REQUIRED TASK:
Lines containing the string "faut" are to be counted; report the number and nothing more.

ENTRIES SHOWN:
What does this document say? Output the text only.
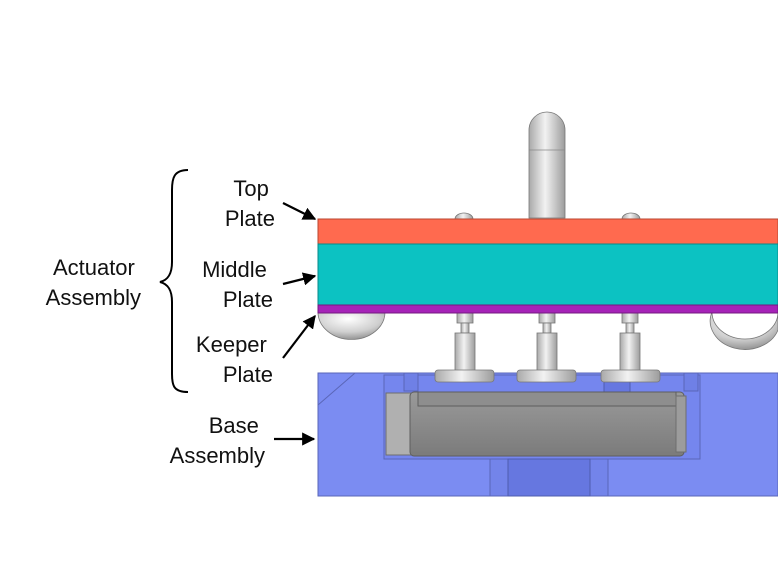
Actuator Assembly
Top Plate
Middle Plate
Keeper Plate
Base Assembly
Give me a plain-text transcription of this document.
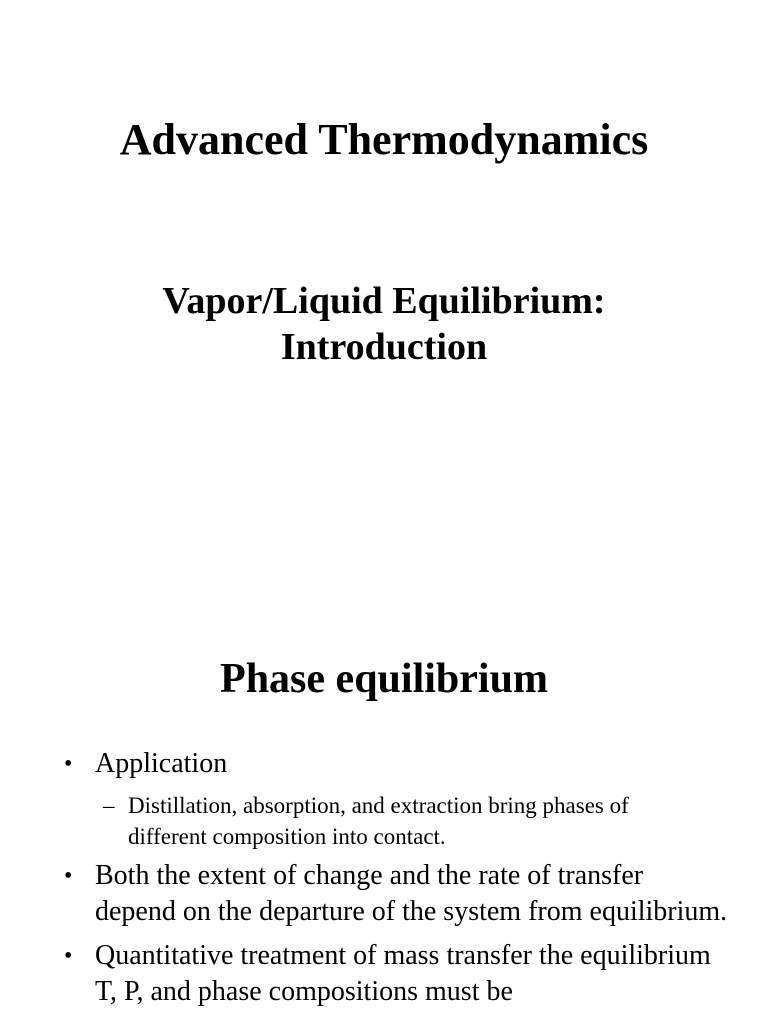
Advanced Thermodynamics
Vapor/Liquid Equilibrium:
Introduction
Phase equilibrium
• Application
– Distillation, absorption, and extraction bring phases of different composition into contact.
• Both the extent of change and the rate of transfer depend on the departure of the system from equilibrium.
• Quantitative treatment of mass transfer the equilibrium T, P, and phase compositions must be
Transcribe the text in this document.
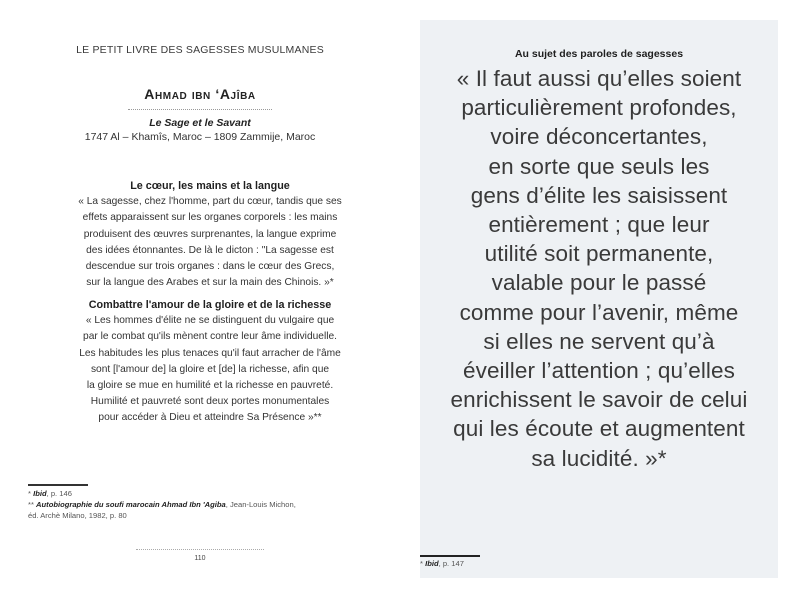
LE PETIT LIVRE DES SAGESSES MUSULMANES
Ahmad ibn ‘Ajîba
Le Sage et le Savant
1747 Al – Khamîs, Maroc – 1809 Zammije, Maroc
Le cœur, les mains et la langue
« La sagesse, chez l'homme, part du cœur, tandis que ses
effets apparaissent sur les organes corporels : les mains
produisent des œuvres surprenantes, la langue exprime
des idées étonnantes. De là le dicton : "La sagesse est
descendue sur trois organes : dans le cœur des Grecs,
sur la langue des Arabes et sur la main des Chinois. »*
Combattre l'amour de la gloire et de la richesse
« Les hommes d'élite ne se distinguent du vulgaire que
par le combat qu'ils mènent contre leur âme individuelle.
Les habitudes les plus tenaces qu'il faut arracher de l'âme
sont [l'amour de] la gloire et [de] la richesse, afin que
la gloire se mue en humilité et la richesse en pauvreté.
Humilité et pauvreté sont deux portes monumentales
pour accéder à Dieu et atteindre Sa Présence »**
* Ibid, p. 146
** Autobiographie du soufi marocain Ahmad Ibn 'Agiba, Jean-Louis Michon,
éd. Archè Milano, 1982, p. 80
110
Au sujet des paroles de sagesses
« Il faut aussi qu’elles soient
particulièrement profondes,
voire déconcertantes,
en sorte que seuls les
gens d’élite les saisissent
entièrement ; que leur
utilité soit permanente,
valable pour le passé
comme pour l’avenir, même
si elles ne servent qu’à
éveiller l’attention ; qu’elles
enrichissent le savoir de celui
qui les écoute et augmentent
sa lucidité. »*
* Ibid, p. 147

==

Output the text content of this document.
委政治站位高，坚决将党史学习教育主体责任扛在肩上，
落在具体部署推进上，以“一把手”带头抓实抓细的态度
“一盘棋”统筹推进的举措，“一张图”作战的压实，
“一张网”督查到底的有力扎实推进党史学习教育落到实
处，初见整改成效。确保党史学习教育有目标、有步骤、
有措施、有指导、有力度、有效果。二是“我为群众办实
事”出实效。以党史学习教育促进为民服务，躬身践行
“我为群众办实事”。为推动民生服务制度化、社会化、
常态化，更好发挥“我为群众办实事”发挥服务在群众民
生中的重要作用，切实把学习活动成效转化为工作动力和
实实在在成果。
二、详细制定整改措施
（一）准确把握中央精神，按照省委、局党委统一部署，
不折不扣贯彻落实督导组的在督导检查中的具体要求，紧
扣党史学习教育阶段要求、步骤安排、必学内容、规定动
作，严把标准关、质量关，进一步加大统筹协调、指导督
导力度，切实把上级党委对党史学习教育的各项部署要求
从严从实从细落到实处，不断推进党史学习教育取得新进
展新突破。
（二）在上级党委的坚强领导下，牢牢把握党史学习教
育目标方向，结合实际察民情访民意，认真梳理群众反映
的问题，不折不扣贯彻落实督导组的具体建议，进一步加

WORKED ANSWER:
2